Direction.
Return each line containing the string "ylabel".
=====
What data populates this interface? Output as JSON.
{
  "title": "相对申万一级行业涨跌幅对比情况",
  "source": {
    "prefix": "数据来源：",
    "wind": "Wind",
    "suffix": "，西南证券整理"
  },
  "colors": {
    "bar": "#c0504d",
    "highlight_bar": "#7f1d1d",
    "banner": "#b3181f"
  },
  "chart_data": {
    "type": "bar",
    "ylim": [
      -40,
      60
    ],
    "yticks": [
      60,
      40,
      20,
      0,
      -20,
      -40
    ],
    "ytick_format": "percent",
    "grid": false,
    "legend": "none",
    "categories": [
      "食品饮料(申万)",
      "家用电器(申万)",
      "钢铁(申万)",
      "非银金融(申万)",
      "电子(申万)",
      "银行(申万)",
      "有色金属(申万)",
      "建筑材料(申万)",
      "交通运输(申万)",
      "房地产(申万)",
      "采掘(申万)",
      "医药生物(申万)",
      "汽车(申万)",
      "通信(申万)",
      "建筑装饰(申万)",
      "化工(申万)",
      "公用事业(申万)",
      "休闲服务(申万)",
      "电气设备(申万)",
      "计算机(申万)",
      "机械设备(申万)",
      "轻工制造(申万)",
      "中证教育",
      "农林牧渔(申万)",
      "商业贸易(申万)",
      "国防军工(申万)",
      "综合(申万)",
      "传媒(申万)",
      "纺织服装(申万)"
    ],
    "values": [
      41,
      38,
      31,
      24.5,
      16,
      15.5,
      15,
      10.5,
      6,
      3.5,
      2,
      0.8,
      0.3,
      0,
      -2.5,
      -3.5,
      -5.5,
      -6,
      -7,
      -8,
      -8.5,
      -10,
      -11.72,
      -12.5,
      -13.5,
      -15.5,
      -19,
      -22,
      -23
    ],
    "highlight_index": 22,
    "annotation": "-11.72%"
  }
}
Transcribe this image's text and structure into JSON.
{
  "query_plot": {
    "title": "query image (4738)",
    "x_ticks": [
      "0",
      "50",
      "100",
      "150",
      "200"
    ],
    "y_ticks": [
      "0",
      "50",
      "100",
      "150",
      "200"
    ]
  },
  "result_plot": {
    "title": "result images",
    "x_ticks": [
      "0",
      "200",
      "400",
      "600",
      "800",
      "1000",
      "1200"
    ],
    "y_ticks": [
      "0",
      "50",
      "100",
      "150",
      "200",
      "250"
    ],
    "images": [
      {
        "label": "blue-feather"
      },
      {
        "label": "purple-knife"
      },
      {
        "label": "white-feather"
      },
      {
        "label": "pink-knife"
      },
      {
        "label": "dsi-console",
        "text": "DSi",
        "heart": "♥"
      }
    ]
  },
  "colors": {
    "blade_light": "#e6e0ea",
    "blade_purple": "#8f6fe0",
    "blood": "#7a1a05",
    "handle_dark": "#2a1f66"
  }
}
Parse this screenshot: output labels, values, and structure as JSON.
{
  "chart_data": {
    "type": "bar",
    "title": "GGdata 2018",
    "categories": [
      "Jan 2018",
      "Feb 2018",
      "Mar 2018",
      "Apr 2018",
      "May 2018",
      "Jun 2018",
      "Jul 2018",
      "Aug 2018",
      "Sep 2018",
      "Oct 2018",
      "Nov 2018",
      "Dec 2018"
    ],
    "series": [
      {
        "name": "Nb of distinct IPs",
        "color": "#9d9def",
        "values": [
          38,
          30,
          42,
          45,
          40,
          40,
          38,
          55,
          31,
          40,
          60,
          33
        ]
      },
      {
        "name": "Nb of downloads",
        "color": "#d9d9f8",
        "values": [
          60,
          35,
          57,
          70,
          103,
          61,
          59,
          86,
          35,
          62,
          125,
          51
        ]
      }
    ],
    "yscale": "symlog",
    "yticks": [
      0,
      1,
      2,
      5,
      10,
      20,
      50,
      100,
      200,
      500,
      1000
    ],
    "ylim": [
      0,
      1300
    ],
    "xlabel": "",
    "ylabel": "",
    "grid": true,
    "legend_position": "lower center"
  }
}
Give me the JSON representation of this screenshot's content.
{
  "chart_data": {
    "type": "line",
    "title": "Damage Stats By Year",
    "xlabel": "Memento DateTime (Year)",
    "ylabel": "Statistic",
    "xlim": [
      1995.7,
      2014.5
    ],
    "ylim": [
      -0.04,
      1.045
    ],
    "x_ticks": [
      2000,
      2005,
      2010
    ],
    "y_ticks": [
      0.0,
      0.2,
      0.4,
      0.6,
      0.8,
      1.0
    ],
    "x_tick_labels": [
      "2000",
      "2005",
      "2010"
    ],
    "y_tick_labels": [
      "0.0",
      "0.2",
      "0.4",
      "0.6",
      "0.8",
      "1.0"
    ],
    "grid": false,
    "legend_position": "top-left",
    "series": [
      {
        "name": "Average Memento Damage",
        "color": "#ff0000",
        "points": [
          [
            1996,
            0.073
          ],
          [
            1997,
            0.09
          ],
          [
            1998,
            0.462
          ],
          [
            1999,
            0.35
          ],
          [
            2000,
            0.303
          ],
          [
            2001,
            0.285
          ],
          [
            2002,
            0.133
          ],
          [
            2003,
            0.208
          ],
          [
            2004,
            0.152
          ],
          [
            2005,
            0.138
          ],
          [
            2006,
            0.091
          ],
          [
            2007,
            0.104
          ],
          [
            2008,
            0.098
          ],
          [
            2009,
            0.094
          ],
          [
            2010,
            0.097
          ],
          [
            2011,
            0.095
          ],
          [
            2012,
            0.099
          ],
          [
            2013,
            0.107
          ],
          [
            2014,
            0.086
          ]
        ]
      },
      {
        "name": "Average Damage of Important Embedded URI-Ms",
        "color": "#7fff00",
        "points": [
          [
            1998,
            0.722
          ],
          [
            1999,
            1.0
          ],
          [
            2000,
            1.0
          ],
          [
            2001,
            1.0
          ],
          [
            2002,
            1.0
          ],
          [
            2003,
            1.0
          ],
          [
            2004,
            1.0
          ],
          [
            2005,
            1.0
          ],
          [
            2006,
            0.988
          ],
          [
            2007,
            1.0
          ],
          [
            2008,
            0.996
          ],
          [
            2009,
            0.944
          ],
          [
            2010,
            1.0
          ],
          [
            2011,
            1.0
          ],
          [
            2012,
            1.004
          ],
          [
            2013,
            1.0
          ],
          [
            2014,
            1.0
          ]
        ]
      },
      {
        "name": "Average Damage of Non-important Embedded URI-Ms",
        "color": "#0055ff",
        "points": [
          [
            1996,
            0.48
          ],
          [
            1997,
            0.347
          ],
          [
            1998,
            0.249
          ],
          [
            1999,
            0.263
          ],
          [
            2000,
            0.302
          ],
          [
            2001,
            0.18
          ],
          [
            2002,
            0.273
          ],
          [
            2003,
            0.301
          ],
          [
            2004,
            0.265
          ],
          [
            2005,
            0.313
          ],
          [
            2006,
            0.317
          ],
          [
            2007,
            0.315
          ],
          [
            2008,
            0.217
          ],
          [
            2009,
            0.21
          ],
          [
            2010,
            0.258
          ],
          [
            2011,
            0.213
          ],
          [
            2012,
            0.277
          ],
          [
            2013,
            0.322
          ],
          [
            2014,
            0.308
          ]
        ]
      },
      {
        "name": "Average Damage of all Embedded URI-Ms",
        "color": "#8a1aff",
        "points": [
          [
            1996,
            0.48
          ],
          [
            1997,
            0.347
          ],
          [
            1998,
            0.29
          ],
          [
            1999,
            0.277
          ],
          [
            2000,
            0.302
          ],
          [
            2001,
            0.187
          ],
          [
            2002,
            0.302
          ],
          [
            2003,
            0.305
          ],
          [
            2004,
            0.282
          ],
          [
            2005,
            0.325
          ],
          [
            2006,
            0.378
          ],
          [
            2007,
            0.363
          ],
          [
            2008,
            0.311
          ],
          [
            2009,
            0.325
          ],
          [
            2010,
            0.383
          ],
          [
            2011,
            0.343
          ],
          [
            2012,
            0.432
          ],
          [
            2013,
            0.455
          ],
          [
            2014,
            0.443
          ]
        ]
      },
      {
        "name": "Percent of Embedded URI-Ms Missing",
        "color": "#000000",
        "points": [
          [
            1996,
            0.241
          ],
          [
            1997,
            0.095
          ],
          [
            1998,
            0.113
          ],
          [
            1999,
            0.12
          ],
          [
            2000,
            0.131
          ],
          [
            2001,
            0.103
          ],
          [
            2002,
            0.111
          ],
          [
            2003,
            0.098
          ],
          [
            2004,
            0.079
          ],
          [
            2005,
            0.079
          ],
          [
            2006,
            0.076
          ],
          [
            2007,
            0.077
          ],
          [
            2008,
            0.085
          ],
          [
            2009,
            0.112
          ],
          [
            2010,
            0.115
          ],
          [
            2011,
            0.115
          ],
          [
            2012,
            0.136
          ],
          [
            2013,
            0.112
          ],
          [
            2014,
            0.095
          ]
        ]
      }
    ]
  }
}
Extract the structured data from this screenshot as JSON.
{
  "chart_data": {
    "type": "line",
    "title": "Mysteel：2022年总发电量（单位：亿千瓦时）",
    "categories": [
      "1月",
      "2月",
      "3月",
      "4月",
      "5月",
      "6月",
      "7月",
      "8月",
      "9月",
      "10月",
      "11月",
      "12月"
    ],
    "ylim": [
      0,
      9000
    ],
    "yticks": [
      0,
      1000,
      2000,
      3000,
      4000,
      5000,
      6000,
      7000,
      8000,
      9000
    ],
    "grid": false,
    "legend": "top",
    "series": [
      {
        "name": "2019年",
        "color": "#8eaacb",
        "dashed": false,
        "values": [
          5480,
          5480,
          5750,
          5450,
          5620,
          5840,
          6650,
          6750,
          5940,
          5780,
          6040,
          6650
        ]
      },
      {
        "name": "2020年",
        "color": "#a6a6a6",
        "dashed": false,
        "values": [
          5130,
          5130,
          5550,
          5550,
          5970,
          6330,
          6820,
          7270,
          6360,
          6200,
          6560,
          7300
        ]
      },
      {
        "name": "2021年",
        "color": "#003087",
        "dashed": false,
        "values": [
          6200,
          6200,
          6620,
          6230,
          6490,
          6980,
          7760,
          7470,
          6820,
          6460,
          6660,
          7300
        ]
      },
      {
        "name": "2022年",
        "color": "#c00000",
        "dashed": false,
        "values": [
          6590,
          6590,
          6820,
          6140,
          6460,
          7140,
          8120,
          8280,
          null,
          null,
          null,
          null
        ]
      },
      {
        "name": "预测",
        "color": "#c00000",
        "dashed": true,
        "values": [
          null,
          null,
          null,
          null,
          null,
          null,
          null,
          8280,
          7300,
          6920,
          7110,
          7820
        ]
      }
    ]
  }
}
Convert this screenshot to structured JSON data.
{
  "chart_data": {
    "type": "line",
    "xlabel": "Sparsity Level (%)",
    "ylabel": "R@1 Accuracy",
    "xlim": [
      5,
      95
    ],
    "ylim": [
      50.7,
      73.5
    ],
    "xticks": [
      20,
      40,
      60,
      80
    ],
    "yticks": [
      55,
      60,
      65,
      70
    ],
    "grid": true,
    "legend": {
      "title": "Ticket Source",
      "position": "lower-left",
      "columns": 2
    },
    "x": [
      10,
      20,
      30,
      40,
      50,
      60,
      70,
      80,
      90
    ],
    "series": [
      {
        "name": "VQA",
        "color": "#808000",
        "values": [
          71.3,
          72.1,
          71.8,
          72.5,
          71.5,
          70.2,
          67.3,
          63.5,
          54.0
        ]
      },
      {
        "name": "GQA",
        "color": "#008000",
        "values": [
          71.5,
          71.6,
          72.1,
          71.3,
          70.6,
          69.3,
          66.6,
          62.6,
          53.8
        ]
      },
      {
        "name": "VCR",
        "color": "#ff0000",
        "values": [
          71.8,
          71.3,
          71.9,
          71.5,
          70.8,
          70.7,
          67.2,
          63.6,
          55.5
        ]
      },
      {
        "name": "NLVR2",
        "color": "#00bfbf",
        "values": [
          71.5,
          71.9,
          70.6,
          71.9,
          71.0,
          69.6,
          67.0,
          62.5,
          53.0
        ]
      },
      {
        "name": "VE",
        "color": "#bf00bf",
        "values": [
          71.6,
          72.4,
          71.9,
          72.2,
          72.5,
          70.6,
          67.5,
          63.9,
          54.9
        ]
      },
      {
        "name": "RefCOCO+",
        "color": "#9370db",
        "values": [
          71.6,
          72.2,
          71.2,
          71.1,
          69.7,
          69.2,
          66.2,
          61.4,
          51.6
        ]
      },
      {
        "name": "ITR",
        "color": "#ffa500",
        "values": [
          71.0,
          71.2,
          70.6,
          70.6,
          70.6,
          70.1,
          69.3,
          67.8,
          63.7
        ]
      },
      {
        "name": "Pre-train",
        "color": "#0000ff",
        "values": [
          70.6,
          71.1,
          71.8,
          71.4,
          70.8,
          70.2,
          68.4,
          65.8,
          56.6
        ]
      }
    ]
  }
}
=====
Complete output.
    "ylabel": "",
    "ylabel": "Statistic",
    "ylabel": "R@1 Accuracy",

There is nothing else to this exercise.